Entries
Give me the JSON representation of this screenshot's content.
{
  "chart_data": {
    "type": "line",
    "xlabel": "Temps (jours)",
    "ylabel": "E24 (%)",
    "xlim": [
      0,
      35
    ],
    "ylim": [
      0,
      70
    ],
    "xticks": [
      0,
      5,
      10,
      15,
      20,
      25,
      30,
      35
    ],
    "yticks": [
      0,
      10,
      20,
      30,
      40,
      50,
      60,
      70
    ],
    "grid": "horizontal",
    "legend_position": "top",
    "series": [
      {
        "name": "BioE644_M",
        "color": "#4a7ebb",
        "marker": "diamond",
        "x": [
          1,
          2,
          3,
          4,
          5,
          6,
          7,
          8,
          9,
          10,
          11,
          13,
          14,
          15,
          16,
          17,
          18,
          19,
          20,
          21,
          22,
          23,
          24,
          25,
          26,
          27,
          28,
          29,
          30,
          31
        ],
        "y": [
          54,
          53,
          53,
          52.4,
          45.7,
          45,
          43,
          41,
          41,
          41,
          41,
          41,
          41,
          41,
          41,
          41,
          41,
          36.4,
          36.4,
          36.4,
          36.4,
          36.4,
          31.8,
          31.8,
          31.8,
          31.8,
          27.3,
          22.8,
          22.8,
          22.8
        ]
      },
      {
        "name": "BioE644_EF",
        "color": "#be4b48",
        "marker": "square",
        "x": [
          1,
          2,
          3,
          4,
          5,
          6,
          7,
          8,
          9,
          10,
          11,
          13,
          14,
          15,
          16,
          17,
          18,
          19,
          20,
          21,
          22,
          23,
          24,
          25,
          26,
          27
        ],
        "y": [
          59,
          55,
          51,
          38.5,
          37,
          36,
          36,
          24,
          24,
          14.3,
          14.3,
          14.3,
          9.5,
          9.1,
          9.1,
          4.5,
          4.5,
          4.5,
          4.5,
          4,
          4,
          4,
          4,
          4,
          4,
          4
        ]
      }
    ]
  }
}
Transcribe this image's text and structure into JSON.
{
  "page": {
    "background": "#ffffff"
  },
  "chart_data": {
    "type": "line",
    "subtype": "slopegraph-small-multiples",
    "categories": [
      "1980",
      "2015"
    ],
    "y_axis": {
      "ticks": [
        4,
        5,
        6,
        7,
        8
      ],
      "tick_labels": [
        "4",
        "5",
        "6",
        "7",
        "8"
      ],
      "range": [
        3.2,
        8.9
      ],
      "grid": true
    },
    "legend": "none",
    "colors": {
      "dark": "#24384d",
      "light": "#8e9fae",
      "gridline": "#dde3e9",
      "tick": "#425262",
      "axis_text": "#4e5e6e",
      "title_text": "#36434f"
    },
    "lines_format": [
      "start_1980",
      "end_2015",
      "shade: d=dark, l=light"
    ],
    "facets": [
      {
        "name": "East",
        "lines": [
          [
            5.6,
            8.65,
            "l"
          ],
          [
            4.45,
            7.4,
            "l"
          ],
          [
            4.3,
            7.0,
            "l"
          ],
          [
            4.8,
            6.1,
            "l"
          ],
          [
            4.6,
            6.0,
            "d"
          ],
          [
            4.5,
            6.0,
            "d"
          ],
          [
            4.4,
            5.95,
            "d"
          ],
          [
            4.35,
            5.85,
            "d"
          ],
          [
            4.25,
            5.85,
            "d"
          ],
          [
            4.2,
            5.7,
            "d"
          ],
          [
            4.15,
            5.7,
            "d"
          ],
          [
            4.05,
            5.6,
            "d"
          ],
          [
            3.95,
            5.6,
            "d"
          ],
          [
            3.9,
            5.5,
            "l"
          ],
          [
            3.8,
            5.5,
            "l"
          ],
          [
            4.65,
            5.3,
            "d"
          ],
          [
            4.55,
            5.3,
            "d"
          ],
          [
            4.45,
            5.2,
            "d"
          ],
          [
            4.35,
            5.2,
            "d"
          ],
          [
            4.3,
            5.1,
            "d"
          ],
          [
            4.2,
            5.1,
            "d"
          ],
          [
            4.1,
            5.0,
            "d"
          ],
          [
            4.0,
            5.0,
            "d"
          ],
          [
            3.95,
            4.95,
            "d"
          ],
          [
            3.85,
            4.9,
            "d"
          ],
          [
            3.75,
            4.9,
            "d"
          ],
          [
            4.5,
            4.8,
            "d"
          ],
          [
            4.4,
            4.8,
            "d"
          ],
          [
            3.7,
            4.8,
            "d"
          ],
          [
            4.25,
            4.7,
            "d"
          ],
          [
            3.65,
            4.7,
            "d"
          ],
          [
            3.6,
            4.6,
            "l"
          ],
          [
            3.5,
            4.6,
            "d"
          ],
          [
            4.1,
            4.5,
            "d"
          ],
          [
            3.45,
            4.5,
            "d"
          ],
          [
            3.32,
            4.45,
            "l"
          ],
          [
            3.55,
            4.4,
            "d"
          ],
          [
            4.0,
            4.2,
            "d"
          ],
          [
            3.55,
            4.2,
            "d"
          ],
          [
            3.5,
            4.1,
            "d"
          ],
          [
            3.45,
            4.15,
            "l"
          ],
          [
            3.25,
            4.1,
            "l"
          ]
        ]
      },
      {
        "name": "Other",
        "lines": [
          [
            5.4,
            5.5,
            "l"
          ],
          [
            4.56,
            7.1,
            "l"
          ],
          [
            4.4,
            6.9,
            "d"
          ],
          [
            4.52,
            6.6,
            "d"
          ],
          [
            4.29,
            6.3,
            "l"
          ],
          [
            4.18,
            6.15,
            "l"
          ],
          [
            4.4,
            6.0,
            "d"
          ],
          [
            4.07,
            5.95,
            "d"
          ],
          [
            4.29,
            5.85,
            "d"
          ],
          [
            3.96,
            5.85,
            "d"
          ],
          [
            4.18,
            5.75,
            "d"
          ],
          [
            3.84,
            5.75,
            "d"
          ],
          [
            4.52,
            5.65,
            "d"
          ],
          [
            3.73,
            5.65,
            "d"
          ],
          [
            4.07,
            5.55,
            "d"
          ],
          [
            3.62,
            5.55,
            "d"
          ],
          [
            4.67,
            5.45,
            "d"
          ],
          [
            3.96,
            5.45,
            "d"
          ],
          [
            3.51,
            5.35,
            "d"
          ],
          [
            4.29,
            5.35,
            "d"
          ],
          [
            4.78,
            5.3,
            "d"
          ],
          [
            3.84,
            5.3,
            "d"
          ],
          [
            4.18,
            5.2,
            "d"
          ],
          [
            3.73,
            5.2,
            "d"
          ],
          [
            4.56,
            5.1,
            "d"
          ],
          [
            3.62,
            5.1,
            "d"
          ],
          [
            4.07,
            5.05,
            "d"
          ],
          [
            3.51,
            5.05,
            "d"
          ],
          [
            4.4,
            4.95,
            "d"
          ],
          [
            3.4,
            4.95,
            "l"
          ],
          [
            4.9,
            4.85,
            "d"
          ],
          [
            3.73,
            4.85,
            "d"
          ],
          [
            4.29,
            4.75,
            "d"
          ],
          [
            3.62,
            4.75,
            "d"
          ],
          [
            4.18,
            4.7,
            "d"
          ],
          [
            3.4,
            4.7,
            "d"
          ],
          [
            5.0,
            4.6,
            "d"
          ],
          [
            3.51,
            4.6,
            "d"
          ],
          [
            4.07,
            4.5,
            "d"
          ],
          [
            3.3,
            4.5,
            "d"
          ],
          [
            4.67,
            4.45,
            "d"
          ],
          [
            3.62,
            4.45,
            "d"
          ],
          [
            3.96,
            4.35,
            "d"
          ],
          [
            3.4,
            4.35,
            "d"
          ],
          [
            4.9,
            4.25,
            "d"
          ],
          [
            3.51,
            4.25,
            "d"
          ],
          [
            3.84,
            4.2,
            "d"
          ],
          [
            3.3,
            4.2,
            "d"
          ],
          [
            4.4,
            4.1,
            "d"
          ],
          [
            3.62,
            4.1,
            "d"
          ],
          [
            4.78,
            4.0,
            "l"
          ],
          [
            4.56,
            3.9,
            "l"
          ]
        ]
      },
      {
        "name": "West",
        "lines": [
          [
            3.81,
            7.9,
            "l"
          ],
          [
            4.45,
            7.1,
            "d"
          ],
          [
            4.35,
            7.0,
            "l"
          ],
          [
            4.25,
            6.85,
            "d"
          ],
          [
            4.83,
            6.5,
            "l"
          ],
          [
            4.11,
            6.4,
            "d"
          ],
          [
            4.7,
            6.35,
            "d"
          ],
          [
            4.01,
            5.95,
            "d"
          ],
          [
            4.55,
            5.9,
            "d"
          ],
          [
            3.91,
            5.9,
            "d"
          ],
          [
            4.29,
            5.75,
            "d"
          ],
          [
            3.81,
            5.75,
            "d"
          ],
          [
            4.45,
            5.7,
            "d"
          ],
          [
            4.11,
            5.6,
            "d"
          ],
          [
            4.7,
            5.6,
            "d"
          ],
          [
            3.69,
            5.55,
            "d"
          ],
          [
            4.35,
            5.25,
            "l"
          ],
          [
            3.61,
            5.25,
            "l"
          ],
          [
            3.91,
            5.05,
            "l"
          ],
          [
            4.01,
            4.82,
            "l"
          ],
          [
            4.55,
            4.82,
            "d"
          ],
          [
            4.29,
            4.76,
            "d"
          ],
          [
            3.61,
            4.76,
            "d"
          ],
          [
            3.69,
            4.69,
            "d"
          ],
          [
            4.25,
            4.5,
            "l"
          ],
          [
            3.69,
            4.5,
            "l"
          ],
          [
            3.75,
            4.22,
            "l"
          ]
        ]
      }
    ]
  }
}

To do
Search the records above for "this". Copy each line where it is found.

Reply to the exercise
Give me the JSON representation of this screenshot's content.
Transcribe this image's text and structure into JSON.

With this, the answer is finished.